** The task **
Among the lines of this listing, determine how many contain the string "name". Answer with the number only.

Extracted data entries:
----------------------------------------

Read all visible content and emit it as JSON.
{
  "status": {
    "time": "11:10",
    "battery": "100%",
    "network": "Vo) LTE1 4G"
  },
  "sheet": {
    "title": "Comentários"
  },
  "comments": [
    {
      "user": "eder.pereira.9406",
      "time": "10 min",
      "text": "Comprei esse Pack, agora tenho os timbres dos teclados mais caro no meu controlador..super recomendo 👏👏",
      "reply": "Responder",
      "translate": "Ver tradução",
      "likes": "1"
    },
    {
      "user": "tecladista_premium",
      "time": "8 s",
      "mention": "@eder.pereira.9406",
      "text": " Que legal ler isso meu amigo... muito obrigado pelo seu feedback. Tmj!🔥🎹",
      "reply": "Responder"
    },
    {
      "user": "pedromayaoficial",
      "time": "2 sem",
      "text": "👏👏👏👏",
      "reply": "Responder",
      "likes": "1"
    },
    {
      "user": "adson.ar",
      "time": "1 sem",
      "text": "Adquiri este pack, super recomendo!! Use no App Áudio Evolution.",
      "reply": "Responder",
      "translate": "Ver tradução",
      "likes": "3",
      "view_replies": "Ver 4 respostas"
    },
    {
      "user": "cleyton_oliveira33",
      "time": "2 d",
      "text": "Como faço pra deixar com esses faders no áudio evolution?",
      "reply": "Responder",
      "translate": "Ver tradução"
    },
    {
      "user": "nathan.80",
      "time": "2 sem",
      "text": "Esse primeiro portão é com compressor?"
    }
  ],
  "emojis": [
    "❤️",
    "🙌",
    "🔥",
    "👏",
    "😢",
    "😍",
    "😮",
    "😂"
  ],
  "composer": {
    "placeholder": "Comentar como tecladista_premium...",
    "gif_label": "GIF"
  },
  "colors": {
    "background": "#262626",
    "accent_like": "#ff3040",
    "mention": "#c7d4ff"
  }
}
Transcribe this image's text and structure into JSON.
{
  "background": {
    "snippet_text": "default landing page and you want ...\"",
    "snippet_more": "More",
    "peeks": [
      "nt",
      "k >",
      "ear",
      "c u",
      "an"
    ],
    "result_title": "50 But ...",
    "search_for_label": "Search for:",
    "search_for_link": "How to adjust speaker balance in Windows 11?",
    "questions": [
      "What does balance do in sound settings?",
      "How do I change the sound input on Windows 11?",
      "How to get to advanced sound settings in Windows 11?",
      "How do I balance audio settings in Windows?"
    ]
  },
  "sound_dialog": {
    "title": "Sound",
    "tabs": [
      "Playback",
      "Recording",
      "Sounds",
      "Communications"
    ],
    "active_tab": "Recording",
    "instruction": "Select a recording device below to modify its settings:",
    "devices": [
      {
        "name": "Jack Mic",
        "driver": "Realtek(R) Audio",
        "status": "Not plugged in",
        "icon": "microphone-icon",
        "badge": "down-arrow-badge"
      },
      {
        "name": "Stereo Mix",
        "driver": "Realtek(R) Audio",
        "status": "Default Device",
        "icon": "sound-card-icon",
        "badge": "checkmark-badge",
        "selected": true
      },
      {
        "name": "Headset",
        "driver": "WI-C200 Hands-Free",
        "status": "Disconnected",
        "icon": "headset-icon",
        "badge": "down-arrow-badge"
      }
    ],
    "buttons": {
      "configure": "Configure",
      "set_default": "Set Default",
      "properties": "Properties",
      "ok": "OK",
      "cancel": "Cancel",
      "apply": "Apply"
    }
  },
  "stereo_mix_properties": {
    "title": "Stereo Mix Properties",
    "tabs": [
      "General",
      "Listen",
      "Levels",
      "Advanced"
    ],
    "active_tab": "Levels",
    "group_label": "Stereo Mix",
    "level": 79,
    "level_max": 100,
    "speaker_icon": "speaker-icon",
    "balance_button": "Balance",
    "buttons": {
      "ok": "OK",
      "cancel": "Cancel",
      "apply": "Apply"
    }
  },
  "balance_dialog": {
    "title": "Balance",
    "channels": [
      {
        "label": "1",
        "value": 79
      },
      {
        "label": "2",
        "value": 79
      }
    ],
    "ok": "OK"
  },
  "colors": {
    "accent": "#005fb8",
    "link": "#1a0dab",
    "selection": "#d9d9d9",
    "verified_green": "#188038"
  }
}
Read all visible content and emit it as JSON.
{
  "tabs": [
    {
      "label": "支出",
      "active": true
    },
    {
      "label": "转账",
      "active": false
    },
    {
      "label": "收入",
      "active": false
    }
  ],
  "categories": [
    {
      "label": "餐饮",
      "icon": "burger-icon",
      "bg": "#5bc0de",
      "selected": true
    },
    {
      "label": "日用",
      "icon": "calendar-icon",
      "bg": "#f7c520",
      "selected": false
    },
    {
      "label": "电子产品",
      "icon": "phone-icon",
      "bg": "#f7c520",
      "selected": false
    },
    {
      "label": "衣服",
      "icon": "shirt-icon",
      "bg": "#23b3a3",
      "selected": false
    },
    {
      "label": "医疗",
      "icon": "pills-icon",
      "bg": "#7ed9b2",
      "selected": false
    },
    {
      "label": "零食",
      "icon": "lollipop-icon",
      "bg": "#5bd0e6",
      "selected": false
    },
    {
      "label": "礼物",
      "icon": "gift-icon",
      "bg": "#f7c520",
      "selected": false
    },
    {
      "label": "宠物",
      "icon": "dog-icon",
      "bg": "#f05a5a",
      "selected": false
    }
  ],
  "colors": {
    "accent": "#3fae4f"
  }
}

----------------------------------------

** Task result **
3